* **Work required**
Reproduce every entry exactly and leave its pictures out.

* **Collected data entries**
************

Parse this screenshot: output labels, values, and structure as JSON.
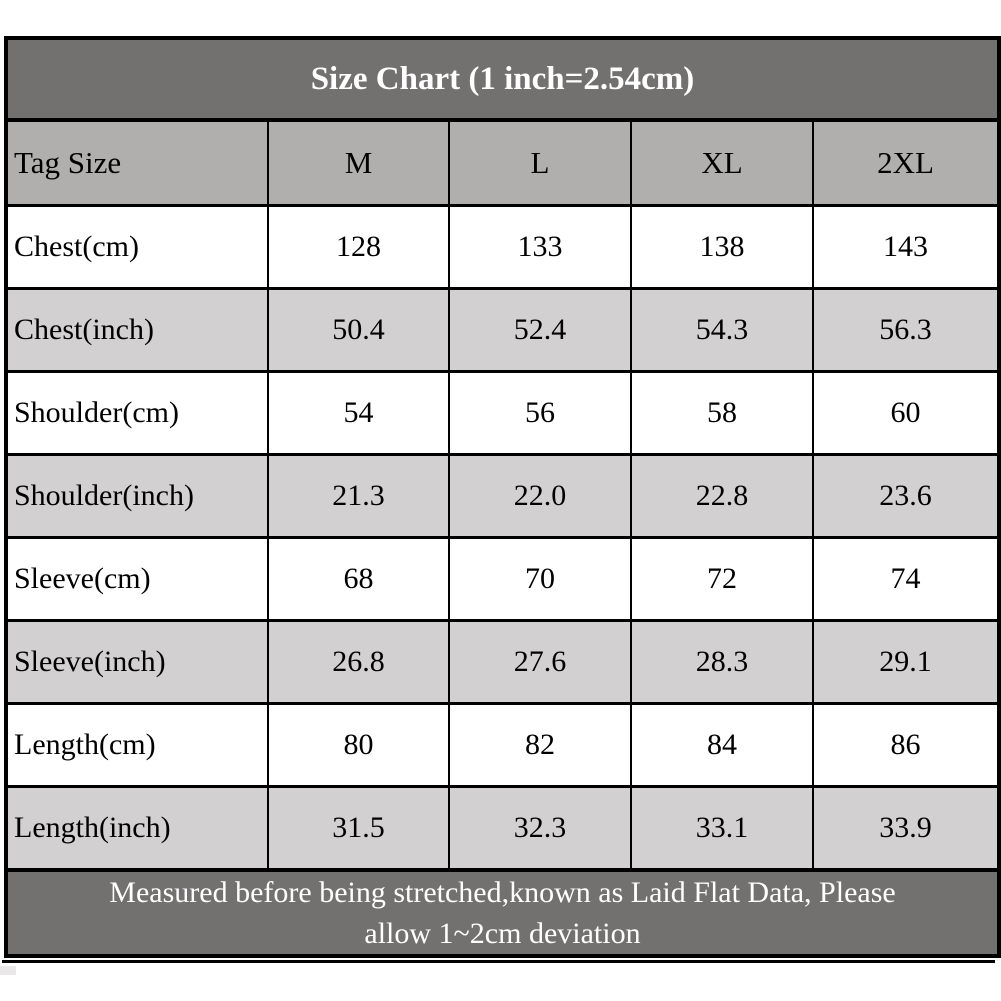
{
  "colors": {
    "title_bar_bg": "#737070",
    "column_header_bg": "#b1aeae",
    "alt_row_bg": "#d2d0d0",
    "row_bg": "#ffffff",
    "grid_border": "#000000",
    "title_text": "#ffffff",
    "body_text": "#000000"
  },
  "chart_data": {
    "type": "table",
    "title": "Size Chart (1 inch=2.54cm)",
    "columns": [
      "Tag Size",
      "M",
      "L",
      "XL",
      "2XL"
    ],
    "rows": [
      {
        "label": "Chest(cm)",
        "values": [
          "128",
          "133",
          "138",
          "143"
        ]
      },
      {
        "label": "Chest(inch)",
        "values": [
          "50.4",
          "52.4",
          "54.3",
          "56.3"
        ]
      },
      {
        "label": "Shoulder(cm)",
        "values": [
          "54",
          "56",
          "58",
          "60"
        ]
      },
      {
        "label": "Shoulder(inch)",
        "values": [
          "21.3",
          "22.0",
          "22.8",
          "23.6"
        ]
      },
      {
        "label": "Sleeve(cm)",
        "values": [
          "68",
          "70",
          "72",
          "74"
        ]
      },
      {
        "label": "Sleeve(inch)",
        "values": [
          "26.8",
          "27.6",
          "28.3",
          "29.1"
        ]
      },
      {
        "label": "Length(cm)",
        "values": [
          "80",
          "82",
          "84",
          "86"
        ]
      },
      {
        "label": "Length(inch)",
        "values": [
          "31.5",
          "32.3",
          "33.1",
          "33.9"
        ]
      }
    ],
    "footer_line1": "Measured before being stretched,known as Laid Flat Data, Please",
    "footer_line2": "allow 1~2cm deviation",
    "layout": {
      "grid": true,
      "row_striping": "white/gray alternating",
      "first_column_align": "left",
      "value_align": "center"
    }
  }
}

************

* **The reply**
Parse this screenshot: output labels, values, and structure as JSON.
{
  "colors": {
    "title_bar_bg": "#737070",
    "column_header_bg": "#b1aeae",
    "alt_row_bg": "#d2d0d0",
    "row_bg": "#ffffff",
    "grid_border": "#000000",
    "title_text": "#ffffff",
    "body_text": "#000000"
  },
  "chart_data": {
    "type": "table",
    "title": "Size Chart (1 inch=2.54cm)",
    "columns": [
      "Tag Size",
      "M",
      "L",
      "XL",
      "2XL"
    ],
    "rows": [
      {
        "label": "Chest(cm)",
        "values": [
          "128",
          "133",
          "138",
          "143"
        ]
      },
      {
        "label": "Chest(inch)",
        "values": [
          "50.4",
          "52.4",
          "54.3",
          "56.3"
        ]
      },
      {
        "label": "Shoulder(cm)",
        "values": [
          "54",
          "56",
          "58",
          "60"
        ]
      },
      {
        "label": "Shoulder(inch)",
        "values": [
          "21.3",
          "22.0",
          "22.8",
          "23.6"
        ]
      },
      {
        "label": "Sleeve(cm)",
        "values": [
          "68",
          "70",
          "72",
          "74"
        ]
      },
      {
        "label": "Sleeve(inch)",
        "values": [
          "26.8",
          "27.6",
          "28.3",
          "29.1"
        ]
      },
      {
        "label": "Length(cm)",
        "values": [
          "80",
          "82",
          "84",
          "86"
        ]
      },
      {
        "label": "Length(inch)",
        "values": [
          "31.5",
          "32.3",
          "33.1",
          "33.9"
        ]
      }
    ],
    "footer_line1": "Measured before being stretched,known as Laid Flat Data, Please",
    "footer_line2": "allow 1~2cm deviation",
    "layout": {
      "grid": true,
      "row_striping": "white/gray alternating",
      "first_column_align": "left",
      "value_align": "center"
    }
  }
}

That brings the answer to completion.